## start Text passage
文章链接：Political connections and SEC enforcement
作者信息：Maria M.Correia @ London Business School
现在的会计学在对SEC影响的研究上略显苍白，尽管现在有了针对于SEC的研究课题 AAERs, 大部分现有研究也没有对SEC政策的对象有足够深入的发掘。本文弥补了这个研究方向上的空缺。
（The accounting literature has not dedicated much attention to SEC enforcement. In fact, while many studies rely on the SEC's Accounting and Auditing Enforcement Releases (AAERs) to examine the determinants of accounting fraud, they ignore the choice of enforcement targets by the SEC and the impact of political influence on this choice.）
(The main contribution of this paper is to study SEC enforcement and how it is affected by political influence. The paper also provides additional evidence on whether firms can influence the enforcement decisions of an independent agency through political expenditures.)
下图为SEC Enforcement的典型时间线，参考至 Karpoff et al. (2008a).
(The SEC has limited resources. As a result, it cannot monitor all firms or investigate all leads. Both the SEC staff and the commissioners have discretion regarding enforcement outcomes)
## end Text passage
Prompt 1: According to the passage on SEC enforcement, why can the SEC not monitor every firm or follow up on every lead?
Prompt 2: Reproduce word for word the part of the passage on SEC enforcement between "文章链接：Political connections and" and "through political expenditures.)", inclusive.
## start Dataset content
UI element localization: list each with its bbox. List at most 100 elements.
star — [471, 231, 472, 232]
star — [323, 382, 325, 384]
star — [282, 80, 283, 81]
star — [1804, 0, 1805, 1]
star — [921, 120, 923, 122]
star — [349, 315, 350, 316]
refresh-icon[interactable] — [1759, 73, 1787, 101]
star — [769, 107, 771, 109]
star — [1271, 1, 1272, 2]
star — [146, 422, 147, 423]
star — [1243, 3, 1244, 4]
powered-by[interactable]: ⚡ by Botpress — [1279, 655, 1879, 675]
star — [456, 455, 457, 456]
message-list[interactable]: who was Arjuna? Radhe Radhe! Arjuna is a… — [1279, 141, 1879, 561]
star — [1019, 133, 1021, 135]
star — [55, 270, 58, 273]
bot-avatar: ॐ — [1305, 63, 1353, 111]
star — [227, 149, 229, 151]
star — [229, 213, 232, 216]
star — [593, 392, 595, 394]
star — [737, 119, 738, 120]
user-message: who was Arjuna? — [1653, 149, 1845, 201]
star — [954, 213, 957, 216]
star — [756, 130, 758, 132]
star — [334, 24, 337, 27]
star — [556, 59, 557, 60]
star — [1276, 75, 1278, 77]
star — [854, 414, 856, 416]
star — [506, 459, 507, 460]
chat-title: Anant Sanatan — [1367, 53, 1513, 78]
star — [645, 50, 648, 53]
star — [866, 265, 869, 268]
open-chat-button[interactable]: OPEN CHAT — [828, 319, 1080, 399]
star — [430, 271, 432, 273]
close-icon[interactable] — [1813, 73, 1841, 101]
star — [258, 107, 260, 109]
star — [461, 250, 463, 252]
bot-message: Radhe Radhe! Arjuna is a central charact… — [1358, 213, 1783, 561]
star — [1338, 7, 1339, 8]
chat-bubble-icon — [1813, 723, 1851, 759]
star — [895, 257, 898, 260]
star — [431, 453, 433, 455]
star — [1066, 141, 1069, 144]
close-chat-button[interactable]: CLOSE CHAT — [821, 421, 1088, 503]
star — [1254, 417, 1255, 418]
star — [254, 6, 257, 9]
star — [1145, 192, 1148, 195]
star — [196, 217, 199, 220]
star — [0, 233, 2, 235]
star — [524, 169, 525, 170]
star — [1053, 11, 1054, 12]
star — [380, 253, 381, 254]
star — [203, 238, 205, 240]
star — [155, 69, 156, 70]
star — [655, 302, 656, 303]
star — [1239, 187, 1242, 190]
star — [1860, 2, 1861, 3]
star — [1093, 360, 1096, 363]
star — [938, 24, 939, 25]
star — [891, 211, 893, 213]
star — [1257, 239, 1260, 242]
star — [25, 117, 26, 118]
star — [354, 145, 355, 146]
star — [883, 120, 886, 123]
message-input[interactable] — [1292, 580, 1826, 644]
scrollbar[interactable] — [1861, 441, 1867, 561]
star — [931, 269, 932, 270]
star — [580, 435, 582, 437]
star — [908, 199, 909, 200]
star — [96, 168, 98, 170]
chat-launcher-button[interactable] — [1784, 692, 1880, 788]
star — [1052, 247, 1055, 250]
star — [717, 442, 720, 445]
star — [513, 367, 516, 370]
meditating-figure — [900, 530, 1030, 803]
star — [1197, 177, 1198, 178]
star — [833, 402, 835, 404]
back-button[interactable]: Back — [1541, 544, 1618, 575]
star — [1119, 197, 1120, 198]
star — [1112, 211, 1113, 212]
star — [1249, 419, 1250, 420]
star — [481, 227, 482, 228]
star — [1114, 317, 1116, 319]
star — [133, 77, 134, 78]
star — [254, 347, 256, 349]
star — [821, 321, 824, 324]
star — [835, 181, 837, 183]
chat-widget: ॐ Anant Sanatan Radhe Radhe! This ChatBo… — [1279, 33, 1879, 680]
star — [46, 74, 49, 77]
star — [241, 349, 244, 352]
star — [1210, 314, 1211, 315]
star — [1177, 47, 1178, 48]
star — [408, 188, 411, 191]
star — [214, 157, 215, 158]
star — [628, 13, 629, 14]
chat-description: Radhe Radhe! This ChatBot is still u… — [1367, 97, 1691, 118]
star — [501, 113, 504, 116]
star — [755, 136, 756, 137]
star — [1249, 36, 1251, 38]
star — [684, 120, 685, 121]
## end Dataset content
Expected output 1: The SEC has limited resources, so it cannot monitor all firms or investigate all leads.

Expected output 2:
文章链接：Political connections and SEC enforcement
作者信息：Maria M.Correia @ London Business School
现在的会计学在对SEC影响的研究上略显苍白，尽管现在有了针对于SEC的研究课题 AAERs, 大部分现有研究也没有对SEC政策的对象有足够深入的发掘。本文弥补了这个研究方向上的空缺。
（The accounting literature has not dedicated much attention to SEC enforcement. In fact, while many studies rely on the SEC's Accounting and Auditing Enforcement Releases (AAERs) to examine the determinants of accounting fraud, they ignore the choice of enforcement targets by the SEC and the impact of political influence on this choice.）
(The main contribution of this paper is to study SEC enforcement and how it is affected by political influence. The paper also provides additional evidence on whether firms can influence the enforcement decisions of an independent agency through political expenditures.)